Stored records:
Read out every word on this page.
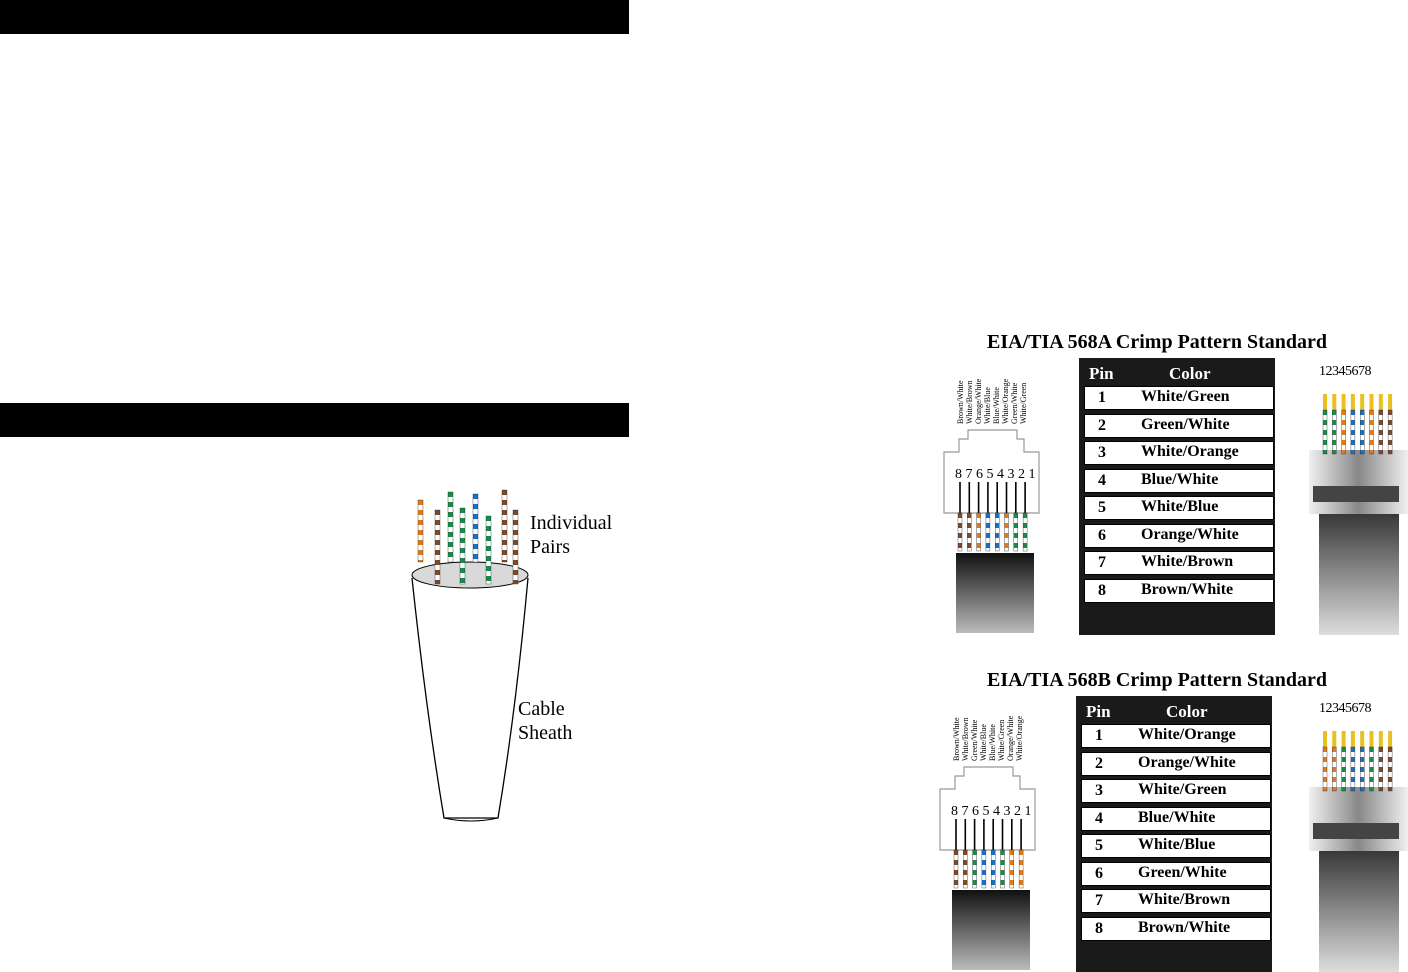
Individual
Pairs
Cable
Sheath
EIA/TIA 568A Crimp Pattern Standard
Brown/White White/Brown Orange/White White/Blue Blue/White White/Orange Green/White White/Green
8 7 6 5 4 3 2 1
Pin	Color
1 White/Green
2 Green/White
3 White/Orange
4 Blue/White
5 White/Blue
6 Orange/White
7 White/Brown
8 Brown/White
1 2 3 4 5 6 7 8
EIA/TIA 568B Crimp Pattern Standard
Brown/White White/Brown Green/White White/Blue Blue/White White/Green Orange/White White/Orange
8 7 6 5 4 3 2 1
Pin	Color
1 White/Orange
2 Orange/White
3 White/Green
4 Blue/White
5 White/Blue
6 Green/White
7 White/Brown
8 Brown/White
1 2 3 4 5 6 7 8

Work required :: Extract every line of the data exactly; pictures stay out.

Response ::
Read out every word on this page.
Individual
Pairs
Cable
Sheath
EIA/TIA 568A Crimp Pattern Standard
Brown/White White/Brown Orange/White White/Blue Blue/White White/Orange Green/White White/Green
8 7 6 5 4 3 2 1
Pin	Color
1 White/Green
2 Green/White
3 White/Orange
4 Blue/White
5 White/Blue
6 Orange/White
7 White/Brown
8 Brown/White
1 2 3 4 5 6 7 8
EIA/TIA 568B Crimp Pattern Standard
Brown/White White/Brown Green/White White/Blue Blue/White White/Green Orange/White White/Orange
8 7 6 5 4 3 2 1
Pin	Color
1 White/Orange
2 Orange/White
3 White/Green
4 Blue/White
5 White/Blue
6 Green/White
7 White/Brown
8 Brown/White
1 2 3 4 5 6 7 8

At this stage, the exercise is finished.